| EXERCISE DETAILS |
Extract each line of the data and write it out again exactly.

· · · ·

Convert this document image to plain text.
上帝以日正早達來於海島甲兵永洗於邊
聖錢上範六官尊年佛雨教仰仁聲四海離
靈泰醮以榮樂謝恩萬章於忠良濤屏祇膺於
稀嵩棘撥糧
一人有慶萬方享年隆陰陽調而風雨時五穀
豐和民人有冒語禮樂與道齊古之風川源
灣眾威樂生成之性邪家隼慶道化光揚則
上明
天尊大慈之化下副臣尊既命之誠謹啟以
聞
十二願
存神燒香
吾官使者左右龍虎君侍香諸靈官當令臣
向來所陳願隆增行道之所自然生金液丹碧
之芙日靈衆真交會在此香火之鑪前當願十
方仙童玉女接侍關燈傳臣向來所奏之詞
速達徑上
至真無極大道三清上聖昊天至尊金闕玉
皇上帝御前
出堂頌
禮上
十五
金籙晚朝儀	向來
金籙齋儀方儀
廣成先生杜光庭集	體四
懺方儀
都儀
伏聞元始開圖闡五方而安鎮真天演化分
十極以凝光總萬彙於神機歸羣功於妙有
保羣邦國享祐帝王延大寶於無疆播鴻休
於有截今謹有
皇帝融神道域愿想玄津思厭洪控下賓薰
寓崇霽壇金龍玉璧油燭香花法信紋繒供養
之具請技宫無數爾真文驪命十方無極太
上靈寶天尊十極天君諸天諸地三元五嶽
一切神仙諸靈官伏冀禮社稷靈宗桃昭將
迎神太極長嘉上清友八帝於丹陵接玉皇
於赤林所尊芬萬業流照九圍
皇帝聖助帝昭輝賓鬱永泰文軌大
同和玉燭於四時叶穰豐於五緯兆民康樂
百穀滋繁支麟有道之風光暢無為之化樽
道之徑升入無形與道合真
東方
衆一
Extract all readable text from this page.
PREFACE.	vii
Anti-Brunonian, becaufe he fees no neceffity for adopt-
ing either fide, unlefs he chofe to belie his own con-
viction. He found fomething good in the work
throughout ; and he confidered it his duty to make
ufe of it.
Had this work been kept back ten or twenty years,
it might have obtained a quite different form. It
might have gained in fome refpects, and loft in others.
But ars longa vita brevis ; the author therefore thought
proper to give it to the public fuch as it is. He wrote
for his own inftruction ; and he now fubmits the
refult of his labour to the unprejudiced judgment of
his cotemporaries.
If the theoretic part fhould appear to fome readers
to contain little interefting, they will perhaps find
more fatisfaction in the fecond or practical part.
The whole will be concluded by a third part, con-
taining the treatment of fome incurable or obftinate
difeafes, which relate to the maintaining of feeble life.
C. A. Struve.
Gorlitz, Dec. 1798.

· · · ·

| TASK RESPONSE |
Convert this document image to plain text.
上帝以日正早達來於海島甲兵永洗於邊
聖錢上範六官尊年佛雨教仰仁聲四海離
靈泰醮以榮樂謝恩萬章於忠良濤屏祇膺於
稀嵩棘撥糧
一人有慶萬方享年隆陰陽調而風雨時五穀
豐和民人有冒語禮樂與道齊古之風川源
灣眾威樂生成之性邪家隼慶道化光揚則
上明
天尊大慈之化下副臣尊既命之誠謹啟以
聞
十二願
存神燒香
吾官使者左右龍虎君侍香諸靈官當令臣
向來所陳願隆增行道之所自然生金液丹碧
之芙日靈衆真交會在此香火之鑪前當願十
方仙童玉女接侍關燈傳臣向來所奏之詞
速達徑上
至真無極大道三清上聖昊天至尊金闕玉
皇上帝御前
出堂頌
禮上
十五
金籙晚朝儀	向來
金籙齋儀方儀
廣成先生杜光庭集	體四
懺方儀
都儀
伏聞元始開圖闡五方而安鎮真天演化分
十極以凝光總萬彙於神機歸羣功於妙有
保羣邦國享祐帝王延大寶於無疆播鴻休
於有截今謹有
皇帝融神道域愿想玄津思厭洪控下賓薰
寓崇霽壇金龍玉璧油燭香花法信紋繒供養
之具請技宫無數爾真文驪命十方無極太
上靈寶天尊十極天君諸天諸地三元五嶽
一切神仙諸靈官伏冀禮社稷靈宗桃昭將
迎神太極長嘉上清友八帝於丹陵接玉皇
於赤林所尊芬萬業流照九圍
皇帝聖助帝昭輝賓鬱永泰文軌大
同和玉燭於四時叶穰豐於五緯兆民康樂
百穀滋繁支麟有道之風光暢無為之化樽
道之徑升入無形與道合真
東方
衆一
Extract all readable text from this page.
PREFACE.	vii
Anti-Brunonian, becaufe he fees no neceffity for adopt-
ing either fide, unlefs he chofe to belie his own con-
viction. He found fomething good in the work
throughout ; and he confidered it his duty to make
ufe of it.
Had this work been kept back ten or twenty years,
it might have obtained a quite different form. It
might have gained in fome refpects, and loft in others.
But ars longa vita brevis ; the author therefore thought
proper to give it to the public fuch as it is. He wrote
for his own inftruction ; and he now fubmits the
refult of his labour to the unprejudiced judgment of
his cotemporaries.
If the theoretic part fhould appear to fome readers
to contain little interefting, they will perhaps find
more fatisfaction in the fecond or practical part.
The whole will be concluded by a third part, con-
taining the treatment of fome incurable or obftinate
difeafes, which relate to the maintaining of feeble life.
C. A. Struve.
Gorlitz, Dec. 1798.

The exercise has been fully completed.